— BEGIN —
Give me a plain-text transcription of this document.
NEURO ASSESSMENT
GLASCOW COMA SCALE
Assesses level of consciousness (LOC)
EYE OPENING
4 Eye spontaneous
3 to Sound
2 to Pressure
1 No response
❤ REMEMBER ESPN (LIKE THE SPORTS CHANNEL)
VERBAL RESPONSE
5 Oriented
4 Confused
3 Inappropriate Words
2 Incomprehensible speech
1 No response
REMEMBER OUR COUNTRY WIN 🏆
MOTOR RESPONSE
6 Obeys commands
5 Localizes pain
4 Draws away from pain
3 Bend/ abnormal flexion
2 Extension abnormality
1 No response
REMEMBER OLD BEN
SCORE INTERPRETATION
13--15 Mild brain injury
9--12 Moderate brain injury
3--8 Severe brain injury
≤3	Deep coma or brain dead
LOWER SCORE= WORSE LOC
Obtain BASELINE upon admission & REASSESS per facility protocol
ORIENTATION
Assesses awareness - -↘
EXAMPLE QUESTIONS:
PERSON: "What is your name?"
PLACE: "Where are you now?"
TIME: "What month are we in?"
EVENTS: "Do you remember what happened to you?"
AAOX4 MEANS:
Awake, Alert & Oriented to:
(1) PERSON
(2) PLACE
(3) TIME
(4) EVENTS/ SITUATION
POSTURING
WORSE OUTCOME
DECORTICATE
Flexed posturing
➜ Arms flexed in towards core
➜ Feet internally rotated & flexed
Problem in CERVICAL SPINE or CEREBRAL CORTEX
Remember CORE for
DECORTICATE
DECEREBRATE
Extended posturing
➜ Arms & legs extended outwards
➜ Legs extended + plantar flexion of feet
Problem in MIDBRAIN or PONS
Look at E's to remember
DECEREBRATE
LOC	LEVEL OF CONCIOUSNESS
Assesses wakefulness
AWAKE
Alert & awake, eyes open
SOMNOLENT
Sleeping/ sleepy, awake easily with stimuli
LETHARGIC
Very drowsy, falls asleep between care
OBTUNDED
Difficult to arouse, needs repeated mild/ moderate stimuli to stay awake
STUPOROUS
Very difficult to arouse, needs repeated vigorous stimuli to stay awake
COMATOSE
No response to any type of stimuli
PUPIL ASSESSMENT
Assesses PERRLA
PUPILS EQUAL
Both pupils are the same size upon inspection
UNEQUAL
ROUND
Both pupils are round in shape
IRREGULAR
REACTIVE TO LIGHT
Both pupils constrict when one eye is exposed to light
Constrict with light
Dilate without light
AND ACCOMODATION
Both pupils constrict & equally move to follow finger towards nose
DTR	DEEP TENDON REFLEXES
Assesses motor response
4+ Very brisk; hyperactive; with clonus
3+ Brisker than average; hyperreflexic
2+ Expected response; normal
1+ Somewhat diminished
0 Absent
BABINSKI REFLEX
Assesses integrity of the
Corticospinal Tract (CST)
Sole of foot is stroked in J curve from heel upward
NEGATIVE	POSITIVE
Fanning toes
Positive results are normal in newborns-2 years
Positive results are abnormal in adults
— END —
▶ _Exercise requirements_: Which lines hold the word "pain"? Copy each of them from the records.

▶ _Finished answer_:
5 Localizes pain
4 Draws away from pain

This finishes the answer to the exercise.